_Instructions to follow:_ Each line that holds the word "ylabel" counts once; give the total number of such lines and nothing else.

_Data lines:_
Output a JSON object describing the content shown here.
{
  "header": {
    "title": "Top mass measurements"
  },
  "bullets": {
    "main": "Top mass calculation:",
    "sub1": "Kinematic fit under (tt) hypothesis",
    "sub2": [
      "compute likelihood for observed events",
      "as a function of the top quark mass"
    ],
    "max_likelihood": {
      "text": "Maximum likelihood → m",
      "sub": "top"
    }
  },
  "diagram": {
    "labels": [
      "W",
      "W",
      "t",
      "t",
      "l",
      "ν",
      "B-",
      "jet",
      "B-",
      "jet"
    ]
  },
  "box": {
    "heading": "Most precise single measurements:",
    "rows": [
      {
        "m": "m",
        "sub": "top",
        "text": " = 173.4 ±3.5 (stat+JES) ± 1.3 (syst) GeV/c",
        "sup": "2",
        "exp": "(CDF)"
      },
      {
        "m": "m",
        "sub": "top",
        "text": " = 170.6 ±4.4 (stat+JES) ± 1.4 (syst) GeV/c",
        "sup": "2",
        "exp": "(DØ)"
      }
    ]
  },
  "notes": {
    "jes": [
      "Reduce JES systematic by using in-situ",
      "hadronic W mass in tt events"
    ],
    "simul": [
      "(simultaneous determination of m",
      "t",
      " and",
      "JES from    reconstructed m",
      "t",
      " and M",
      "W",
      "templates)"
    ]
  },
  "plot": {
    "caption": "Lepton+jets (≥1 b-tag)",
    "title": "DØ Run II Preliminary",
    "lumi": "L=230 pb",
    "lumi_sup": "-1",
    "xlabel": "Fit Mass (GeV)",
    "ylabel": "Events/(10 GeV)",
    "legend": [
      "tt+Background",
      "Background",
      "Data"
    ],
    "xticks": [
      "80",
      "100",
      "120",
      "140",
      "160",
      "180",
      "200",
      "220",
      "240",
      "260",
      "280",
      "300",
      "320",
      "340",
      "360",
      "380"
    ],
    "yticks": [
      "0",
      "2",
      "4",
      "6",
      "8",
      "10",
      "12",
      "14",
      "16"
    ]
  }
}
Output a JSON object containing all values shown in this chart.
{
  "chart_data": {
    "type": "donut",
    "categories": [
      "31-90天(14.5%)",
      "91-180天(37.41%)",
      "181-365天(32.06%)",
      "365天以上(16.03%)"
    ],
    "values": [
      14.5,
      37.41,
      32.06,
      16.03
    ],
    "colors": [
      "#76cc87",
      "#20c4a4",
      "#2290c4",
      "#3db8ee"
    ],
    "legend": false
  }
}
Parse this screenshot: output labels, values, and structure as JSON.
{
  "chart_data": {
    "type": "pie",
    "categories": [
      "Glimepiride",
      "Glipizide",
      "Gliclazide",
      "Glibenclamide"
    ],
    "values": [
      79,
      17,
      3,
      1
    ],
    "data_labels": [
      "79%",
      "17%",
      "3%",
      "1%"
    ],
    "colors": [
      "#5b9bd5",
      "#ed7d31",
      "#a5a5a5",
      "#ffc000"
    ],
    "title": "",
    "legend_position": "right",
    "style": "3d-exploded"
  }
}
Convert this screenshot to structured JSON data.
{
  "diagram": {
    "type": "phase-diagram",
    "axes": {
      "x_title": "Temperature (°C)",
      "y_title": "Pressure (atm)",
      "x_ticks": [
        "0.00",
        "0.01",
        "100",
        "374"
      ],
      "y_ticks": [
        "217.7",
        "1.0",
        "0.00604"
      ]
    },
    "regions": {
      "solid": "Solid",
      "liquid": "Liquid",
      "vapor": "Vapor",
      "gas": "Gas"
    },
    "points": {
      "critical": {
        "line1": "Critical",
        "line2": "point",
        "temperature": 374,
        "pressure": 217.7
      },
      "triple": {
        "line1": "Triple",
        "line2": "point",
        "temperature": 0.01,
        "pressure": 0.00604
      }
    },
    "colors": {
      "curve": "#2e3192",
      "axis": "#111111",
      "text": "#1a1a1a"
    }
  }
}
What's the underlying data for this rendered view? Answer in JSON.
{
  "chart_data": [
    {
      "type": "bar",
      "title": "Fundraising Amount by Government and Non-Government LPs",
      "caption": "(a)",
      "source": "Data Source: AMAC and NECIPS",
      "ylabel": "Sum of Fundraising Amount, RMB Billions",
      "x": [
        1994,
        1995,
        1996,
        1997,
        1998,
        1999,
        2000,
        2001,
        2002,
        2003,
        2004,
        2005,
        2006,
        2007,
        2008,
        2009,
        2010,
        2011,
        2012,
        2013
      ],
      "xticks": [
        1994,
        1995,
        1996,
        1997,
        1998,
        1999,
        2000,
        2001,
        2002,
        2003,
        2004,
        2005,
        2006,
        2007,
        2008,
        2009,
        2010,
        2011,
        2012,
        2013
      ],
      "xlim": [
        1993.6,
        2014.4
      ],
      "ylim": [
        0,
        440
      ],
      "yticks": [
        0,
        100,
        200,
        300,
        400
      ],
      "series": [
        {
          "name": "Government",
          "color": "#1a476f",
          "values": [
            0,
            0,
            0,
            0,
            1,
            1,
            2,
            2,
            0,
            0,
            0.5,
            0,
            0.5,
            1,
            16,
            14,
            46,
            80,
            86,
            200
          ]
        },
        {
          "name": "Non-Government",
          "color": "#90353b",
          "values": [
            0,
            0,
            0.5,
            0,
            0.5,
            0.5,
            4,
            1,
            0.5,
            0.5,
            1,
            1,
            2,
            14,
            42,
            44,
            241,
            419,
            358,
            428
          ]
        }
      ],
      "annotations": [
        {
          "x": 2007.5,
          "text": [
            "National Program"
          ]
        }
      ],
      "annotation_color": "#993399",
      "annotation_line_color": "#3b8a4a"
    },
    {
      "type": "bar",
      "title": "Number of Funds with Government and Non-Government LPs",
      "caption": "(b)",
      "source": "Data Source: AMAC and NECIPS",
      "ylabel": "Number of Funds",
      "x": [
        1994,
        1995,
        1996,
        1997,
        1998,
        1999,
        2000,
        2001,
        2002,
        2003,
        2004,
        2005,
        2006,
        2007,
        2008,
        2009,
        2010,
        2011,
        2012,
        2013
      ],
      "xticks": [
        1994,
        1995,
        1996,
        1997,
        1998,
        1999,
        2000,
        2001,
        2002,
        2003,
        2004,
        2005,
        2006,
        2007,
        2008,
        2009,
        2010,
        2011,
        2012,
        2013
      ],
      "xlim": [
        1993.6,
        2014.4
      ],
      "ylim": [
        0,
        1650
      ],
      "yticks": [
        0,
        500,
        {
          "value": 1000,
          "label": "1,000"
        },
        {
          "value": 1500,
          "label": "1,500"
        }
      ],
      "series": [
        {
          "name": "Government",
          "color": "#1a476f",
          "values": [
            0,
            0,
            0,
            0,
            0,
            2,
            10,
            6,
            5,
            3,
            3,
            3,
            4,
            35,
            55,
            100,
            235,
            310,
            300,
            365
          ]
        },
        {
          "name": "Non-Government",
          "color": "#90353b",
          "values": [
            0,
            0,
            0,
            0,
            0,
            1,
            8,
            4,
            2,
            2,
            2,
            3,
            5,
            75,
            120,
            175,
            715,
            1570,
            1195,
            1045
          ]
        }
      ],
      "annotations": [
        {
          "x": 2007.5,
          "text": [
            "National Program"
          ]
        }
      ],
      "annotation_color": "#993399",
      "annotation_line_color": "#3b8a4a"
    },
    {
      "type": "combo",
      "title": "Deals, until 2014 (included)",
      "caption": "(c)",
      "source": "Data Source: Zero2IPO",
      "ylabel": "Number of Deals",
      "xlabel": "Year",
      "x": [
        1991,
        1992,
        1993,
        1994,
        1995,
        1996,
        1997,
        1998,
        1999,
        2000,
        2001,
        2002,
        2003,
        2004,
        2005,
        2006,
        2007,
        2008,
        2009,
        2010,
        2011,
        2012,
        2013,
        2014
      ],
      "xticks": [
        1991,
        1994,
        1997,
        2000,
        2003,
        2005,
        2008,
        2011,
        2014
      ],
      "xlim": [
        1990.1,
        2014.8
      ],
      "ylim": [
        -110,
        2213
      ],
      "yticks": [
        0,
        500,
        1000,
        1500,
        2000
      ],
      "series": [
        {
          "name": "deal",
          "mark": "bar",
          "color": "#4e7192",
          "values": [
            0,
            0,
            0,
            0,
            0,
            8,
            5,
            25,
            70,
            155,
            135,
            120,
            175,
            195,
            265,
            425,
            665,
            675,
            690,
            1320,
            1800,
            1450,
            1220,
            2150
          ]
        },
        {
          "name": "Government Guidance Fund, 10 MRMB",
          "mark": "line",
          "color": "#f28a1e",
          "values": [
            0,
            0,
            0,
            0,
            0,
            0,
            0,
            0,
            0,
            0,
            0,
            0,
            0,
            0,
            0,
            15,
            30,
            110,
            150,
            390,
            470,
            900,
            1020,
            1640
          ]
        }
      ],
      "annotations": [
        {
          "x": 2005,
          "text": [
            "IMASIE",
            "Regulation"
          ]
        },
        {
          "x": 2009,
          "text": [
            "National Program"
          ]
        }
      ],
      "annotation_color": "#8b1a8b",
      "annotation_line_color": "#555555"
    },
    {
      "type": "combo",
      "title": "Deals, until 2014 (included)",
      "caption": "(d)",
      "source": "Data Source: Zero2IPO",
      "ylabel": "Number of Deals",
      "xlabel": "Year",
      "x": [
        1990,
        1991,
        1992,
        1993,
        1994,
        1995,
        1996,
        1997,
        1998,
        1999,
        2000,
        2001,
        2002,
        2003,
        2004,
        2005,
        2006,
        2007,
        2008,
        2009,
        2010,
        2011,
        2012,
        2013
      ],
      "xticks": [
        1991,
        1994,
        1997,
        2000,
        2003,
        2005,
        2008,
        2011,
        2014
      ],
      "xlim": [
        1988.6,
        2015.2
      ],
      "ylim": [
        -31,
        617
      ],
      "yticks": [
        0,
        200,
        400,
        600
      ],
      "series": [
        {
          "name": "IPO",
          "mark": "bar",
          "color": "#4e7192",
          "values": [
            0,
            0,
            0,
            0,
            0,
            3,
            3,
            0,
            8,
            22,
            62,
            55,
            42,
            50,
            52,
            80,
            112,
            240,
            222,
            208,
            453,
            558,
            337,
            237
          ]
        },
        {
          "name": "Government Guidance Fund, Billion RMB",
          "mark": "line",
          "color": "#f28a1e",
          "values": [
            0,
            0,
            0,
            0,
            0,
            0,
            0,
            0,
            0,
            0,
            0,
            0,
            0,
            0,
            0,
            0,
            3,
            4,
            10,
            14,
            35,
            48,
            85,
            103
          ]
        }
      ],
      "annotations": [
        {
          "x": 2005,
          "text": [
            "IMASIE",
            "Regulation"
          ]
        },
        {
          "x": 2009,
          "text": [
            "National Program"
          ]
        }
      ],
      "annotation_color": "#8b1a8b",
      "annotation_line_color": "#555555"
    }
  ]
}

_Solution:_ 5